From the entries below, copy every line that holds the word "loadElia".
-- start of Entries supplied --
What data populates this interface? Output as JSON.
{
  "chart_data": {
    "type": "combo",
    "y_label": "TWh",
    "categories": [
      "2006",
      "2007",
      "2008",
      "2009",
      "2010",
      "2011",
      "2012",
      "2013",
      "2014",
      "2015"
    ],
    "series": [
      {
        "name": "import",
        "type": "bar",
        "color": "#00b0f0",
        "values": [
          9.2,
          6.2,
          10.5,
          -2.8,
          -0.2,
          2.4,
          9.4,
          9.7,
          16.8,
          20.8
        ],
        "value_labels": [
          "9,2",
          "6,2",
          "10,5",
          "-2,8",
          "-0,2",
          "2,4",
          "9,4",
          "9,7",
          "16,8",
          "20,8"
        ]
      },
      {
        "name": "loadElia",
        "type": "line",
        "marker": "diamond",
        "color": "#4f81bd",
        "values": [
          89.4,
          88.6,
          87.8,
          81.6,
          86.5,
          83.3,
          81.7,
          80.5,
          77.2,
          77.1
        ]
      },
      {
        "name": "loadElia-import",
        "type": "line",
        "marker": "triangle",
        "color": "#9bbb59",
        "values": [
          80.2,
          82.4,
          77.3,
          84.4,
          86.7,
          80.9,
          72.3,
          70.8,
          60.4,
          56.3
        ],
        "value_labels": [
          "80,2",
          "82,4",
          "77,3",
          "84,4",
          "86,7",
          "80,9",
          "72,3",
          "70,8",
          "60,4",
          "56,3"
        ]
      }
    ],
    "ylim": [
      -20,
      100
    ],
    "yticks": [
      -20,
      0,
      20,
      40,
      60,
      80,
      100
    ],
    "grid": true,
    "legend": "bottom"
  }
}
-- end of Entries supplied --
Response to this task.
        "name": "loadElia",
        "name": "loadElia-import",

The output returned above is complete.